▶ _DATA FOR THIS EXERCISE_
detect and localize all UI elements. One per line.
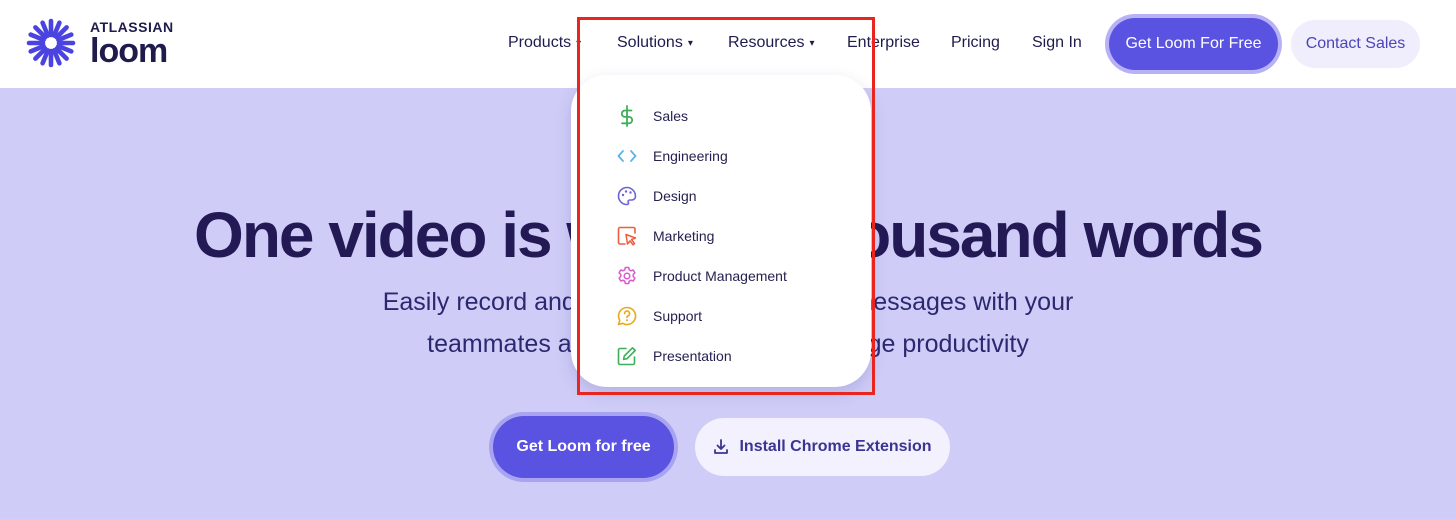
palette-icon [616, 185, 638, 207]
menu-item-product-management[interactable]: Product Management [616, 264, 787, 288]
menu-item-design[interactable]: Design [616, 184, 697, 208]
code-icon [616, 145, 638, 167]
cursor-click-icon [616, 225, 638, 247]
nav-solutions[interactable]: Solutions ▾ [617, 34, 693, 52]
menu-item-support-label: Support [653, 308, 703, 324]
nav-sign-in[interactable]: Sign In [1032, 34, 1082, 52]
install-chrome-extension-button[interactable]: Install Chrome Extension [695, 418, 950, 476]
menu-item-product-management-label: Product Management [653, 268, 787, 284]
menu-item-sales-label: Sales [653, 108, 689, 124]
menu-item-presentation[interactable]: Presentation [616, 344, 732, 368]
nav-products[interactable]: Products ▾ [508, 34, 581, 52]
menu-item-design-label: Design [653, 188, 697, 204]
menu-item-presentation-label: Presentation [653, 348, 732, 364]
solutions-dropdown-menu: Sales Engineering Design Marketing Produ… [571, 75, 871, 387]
menu-item-engineering[interactable]: Engineering [616, 144, 728, 168]
logo-wordmark: ATLASSIAN loom [90, 18, 174, 68]
loom-starburst-icon [26, 18, 76, 68]
nav-resources[interactable]: Resources ▾ [728, 34, 815, 52]
menu-item-engineering-label: Engineering [653, 148, 728, 164]
nav-resources-label: Resources [728, 34, 805, 51]
hero-get-loom-button[interactable]: Get Loom for free [493, 416, 674, 478]
loom-logo[interactable]: ATLASSIAN loom [26, 18, 174, 68]
install-chrome-extension-label: Install Chrome Extension [739, 438, 932, 455]
menu-item-marketing[interactable]: Marketing [616, 224, 714, 248]
menu-item-marketing-label: Marketing [653, 228, 715, 244]
chevron-down-icon: ▾ [576, 38, 582, 49]
nav-pricing[interactable]: Pricing [951, 34, 1000, 52]
nav-products-label: Products [508, 34, 572, 51]
gear-icon [616, 265, 638, 287]
download-icon [714, 439, 729, 454]
nav-enterprise[interactable]: Enterprise [847, 34, 920, 52]
contact-sales-button[interactable]: Contact Sales [1291, 20, 1420, 68]
get-loom-free-button[interactable]: Get Loom For Free [1109, 18, 1278, 70]
menu-item-sales[interactable]: Sales [616, 104, 688, 128]
nav-solutions-label: Solutions [617, 34, 683, 51]
menu-item-support[interactable]: Support [616, 304, 702, 328]
question-bubble-icon [616, 305, 638, 327]
chevron-down-icon: ▾ [809, 38, 815, 49]
chevron-down-icon: ▾ [687, 38, 693, 49]
edit-square-icon [616, 345, 638, 367]
logo-loom-text: loom [90, 32, 168, 70]
dollar-icon [616, 105, 638, 127]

▶ _GOAL OF THE EXERCISE_
Format the entries from the line containing "palette-icon [616, 185, 638, 207]" through the line containing "loom-logo[interactable]: ATLASSIAN loom" as a numbered list, leaving out blank lines.

▶ _ANSWER BELOW_
1. palette-icon [616, 185, 638, 207]
2. menu-item-product-management[interactable]: Product Management [616, 264, 787, 288]
3. menu-item-design[interactable]: Design [616, 184, 697, 208]
4. code-icon [616, 145, 638, 167]
5. cursor-click-icon [616, 225, 638, 247]
6. nav-solutions[interactable]: Solutions ▾ [617, 34, 693, 52]
7. menu-item-support-label: Support [653, 308, 703, 324]
8. nav-sign-in[interactable]: Sign In [1032, 34, 1082, 52]
9. install-chrome-extension-button[interactable]: Install Chrome Extension [695, 418, 950, 476]
10. menu-item-product-management-label: Product Management [653, 268, 787, 284]
11. menu-item-sales-label: Sales [653, 108, 689, 124]
12. menu-item-presentation[interactable]: Presentation [616, 344, 732, 368]
13. nav-products[interactable]: Products ▾ [508, 34, 581, 52]
14. menu-item-design-label: Design [653, 188, 697, 204]
15. menu-item-presentation-label: Presentation [653, 348, 732, 364]
16. solutions-dropdown-menu: Sales Engineering Design Marketing Produ… [571, 75, 871, 387]
17. menu-item-engineering[interactable]: Engineering [616, 144, 728, 168]
18. logo-wordmark: ATLASSIAN loom [90, 18, 174, 68]
19. loom-starburst-icon [26, 18, 76, 68]
20. nav-resources[interactable]: Resources ▾ [728, 34, 815, 52]
21. menu-item-engineering-label: Engineering [653, 148, 728, 164]
22. nav-resources-label: Resources [728, 34, 805, 51]
23. hero-get-loom-button[interactable]: Get Loom for free [493, 416, 674, 478]
24. loom-logo[interactable]: ATLASSIAN loom [26, 18, 174, 68]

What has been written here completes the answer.